=== Stored records ===
++++++++++

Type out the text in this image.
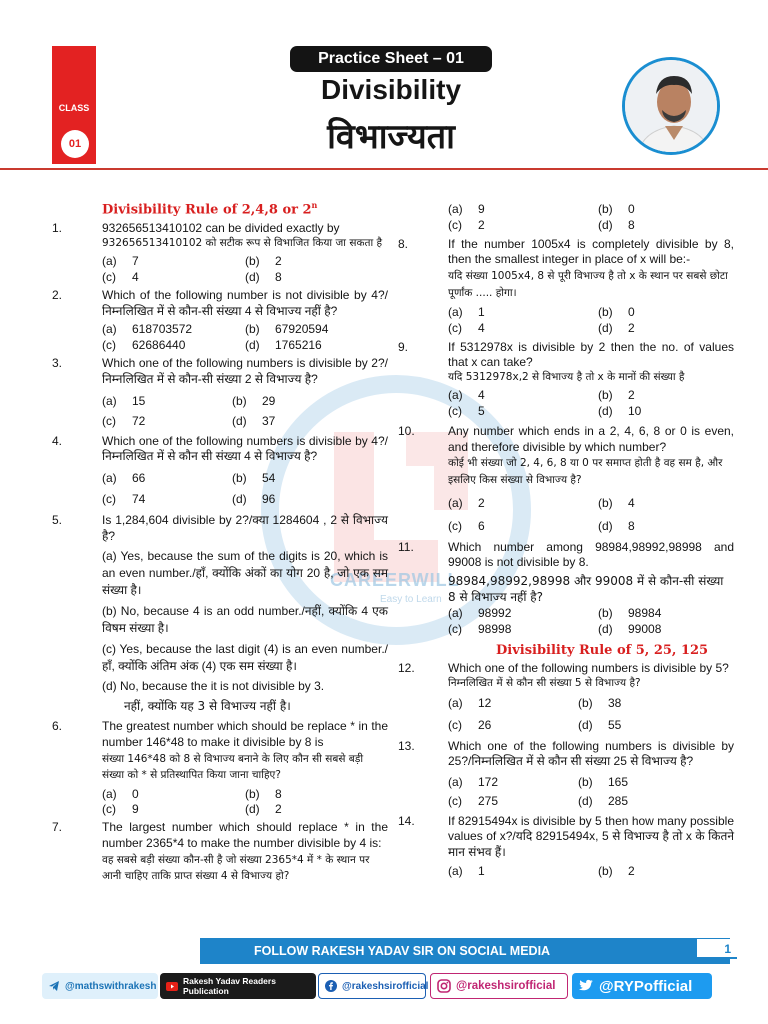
CLASS
01
Practice Sheet – 01
Divisibility
विभाज्यता
CAREERWILL
Easy to Learn
Divisibility Rule of 2,4,8 or 2$^n$
1.	932656513410102 can be divided exactly by
932656513410102 को सटीक रूप से विभाजित किया जा सकता है
(a) 7	(b) 2
(c)	4	(d) 8
2.	Which of the following number is not divisible by 4?/निम्नलिखित में से कौन-सी संख्या 4 से विभाज्य नहीं है?
(a) 618703572	(b) 67920594
(c)	62686440	(d) 1765216
3.	Which one of the following numbers is divisible by 2?/निम्नलिखित में से कौन-सी संख्या 2 से विभाज्य है?
(a) 15	(b) 29
(c)	72	(d) 37
4.	Which one of the following numbers is divisible by 4?/निम्नलिखित में से कौन सी संख्या 4 से विभाज्य है?
(a) 66	(b) 54
(c)	74	(d) 96
5.	Is 1,284,604 divisible by 2?/क्या 1284604 , 2 से विभाज्य है?
(a) Yes, because the sum of the digits is 20, which is an even number./हाँ, क्योंकि अंकों का योग 20 है, जो एक सम संख्या है।
(b) No, because 4 is an odd number./नहीं, क्योंकि 4 एक विषम संख्या है।
(c) Yes, because the last digit (4) is an even number./हाँ, क्योंकि अंतिम अंक (4) एक सम संख्या है।
(d) No, because the it is not divisible by 3.
नहीं, क्योंकि यह 3 से विभाज्य नहीं है।
6.	The greatest number which should be replace * in the number 146*48 to make it divisible by 8 is
संख्या 146*48 को 8 से विभाज्य बनाने के लिए कौन सी सबसे बड़ी संख्या को * से प्रतिस्थापित किया जाना चाहिए?
(a) 0	(b) 8
(c)	9	(d) 2
7.	The largest number which should replace * in the number 2365*4 to make the number divisible by 4 is:
वह सबसे बड़ी संख्या कौन-सी है जो संख्या 2365*4 में * के स्थान पर आनी चाहिए ताकि प्राप्त संख्या 4 से विभाज्य हो?
(a) 9	(b) 0
(c)	2	(d) 8
8.	If the number 1005x4 is completely divisible by 8, then the smallest integer in place of x will be:-
यदि संख्या 1005x4, 8 से पूरी विभाज्य है तो x के स्थान पर सबसे छोटा पूर्णांक ..... होगा।
(a) 1	(b) 0
(c)	4	(d) 2
9.	If 5312978x is divisible by 2 then the no. of values that x can take?
यदि 5312978x,2 से विभाज्य है तो x के मानों की संख्या है
(a) 4	(b) 2
(c)	5	(d) 10
10.	Any number which ends in a 2, 4, 6, 8 or 0 is even, and therefore divisible by which number?
कोई भी संख्या जो 2, 4, 6, 8 या 0 पर समाप्त होती है वह सम है, और इसलिए किस संख्या से विभाज्य है?
(a) 2	(b) 4
(c)	6	(d) 8
11.	Which number among 98984,98992,98998 and 99008 is not divisible by 8.
98984,98992,98998 और 99008 में से कौन-सी संख्या 8 से विभाज्य नहीं है?
(a) 98992	(b) 98984
(c)	98998	(d) 99008
Divisibility Rule of 5, 25, 125
12.	Which one of the following numbers is divisible by 5?
निम्नलिखित में से कौन सी संख्या 5 से विभाज्य है?
(a) 12	(b) 38
(c)	26	(d) 55
13.	Which one of the following numbers is divisible by 25?/निम्नलिखित में से कौन सी संख्या 25 से विभाज्य है?
(a) 172	(b) 165
(c)	275	(d) 285
14.	If 82915494x is divisible by 5 then how many possible values of x?/यदि 82915494x, 5 से विभाज्य है तो x के कितने मान संभव हैं।
(a) 1	(b) 2
FOLLOW RAKESH YADAV SIR ON SOCIAL MEDIA	1
@mathswithrakesh	Rakesh Yadav Readers Publication	@rakeshsirofficial @rakeshsirofficial	@RYPofficial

++++++++++

=== GOAL OF THE EXERCISE ===
Retype every record above exactly as written, but leave out the pictures.

=== RESULT OF THE TASK ===
Type out the text in this image.
CLASS
01
Practice Sheet – 01
Divisibility
विभाज्यता
CAREERWILL
Easy to Learn
Divisibility Rule of 2,4,8 or 2$^n$
1.	932656513410102 can be divided exactly by
932656513410102 को सटीक रूप से विभाजित किया जा सकता है
(a) 7	(b) 2
(c)	4	(d) 8
2.	Which of the following number is not divisible by 4?/निम्नलिखित में से कौन-सी संख्या 4 से विभाज्य नहीं है?
(a) 618703572	(b) 67920594
(c)	62686440	(d) 1765216
3.	Which one of the following numbers is divisible by 2?/निम्नलिखित में से कौन-सी संख्या 2 से विभाज्य है?
(a) 15	(b) 29
(c)	72	(d) 37
4.	Which one of the following numbers is divisible by 4?/निम्नलिखित में से कौन सी संख्या 4 से विभाज्य है?
(a) 66	(b) 54
(c)	74	(d) 96
5.	Is 1,284,604 divisible by 2?/क्या 1284604 , 2 से विभाज्य है?
(a) Yes, because the sum of the digits is 20, which is an even number./हाँ, क्योंकि अंकों का योग 20 है, जो एक सम संख्या है।
(b) No, because 4 is an odd number./नहीं, क्योंकि 4 एक विषम संख्या है।
(c) Yes, because the last digit (4) is an even number./हाँ, क्योंकि अंतिम अंक (4) एक सम संख्या है।
(d) No, because the it is not divisible by 3.
नहीं, क्योंकि यह 3 से विभाज्य नहीं है।
6.	The greatest number which should be replace * in the number 146*48 to make it divisible by 8 is
संख्या 146*48 को 8 से विभाज्य बनाने के लिए कौन सी सबसे बड़ी संख्या को * से प्रतिस्थापित किया जाना चाहिए?
(a) 0	(b) 8
(c)	9	(d) 2
7.	The largest number which should replace * in the number 2365*4 to make the number divisible by 4 is:
वह सबसे बड़ी संख्या कौन-सी है जो संख्या 2365*4 में * के स्थान पर आनी चाहिए ताकि प्राप्त संख्या 4 से विभाज्य हो?
(a) 9	(b) 0
(c)	2	(d) 8
8.	If the number 1005x4 is completely divisible by 8, then the smallest integer in place of x will be:-
यदि संख्या 1005x4, 8 से पूरी विभाज्य है तो x के स्थान पर सबसे छोटा पूर्णांक ..... होगा।
(a) 1	(b) 0
(c)	4	(d) 2
9.	If 5312978x is divisible by 2 then the no. of values that x can take?
यदि 5312978x,2 से विभाज्य है तो x के मानों की संख्या है
(a) 4	(b) 2
(c)	5	(d) 10
10.	Any number which ends in a 2, 4, 6, 8 or 0 is even, and therefore divisible by which number?
कोई भी संख्या जो 2, 4, 6, 8 या 0 पर समाप्त होती है वह सम है, और इसलिए किस संख्या से विभाज्य है?
(a) 2	(b) 4
(c)	6	(d) 8
11.	Which number among 98984,98992,98998 and 99008 is not divisible by 8.
98984,98992,98998 और 99008 में से कौन-सी संख्या 8 से विभाज्य नहीं है?
(a) 98992	(b) 98984
(c)	98998	(d) 99008
Divisibility Rule of 5, 25, 125
12.	Which one of the following numbers is divisible by 5?
निम्नलिखित में से कौन सी संख्या 5 से विभाज्य है?
(a) 12	(b) 38
(c)	26	(d) 55
13.	Which one of the following numbers is divisible by 25?/निम्नलिखित में से कौन सी संख्या 25 से विभाज्य है?
(a) 172	(b) 165
(c)	275	(d) 285
14.	If 82915494x is divisible by 5 then how many possible values of x?/यदि 82915494x, 5 से विभाज्य है तो x के कितने मान संभव हैं।
(a) 1	(b) 2
FOLLOW RAKESH YADAV SIR ON SOCIAL MEDIA	1
@mathswithrakesh	Rakesh Yadav Readers Publication	@rakeshsirofficial @rakeshsirofficial	@RYPofficial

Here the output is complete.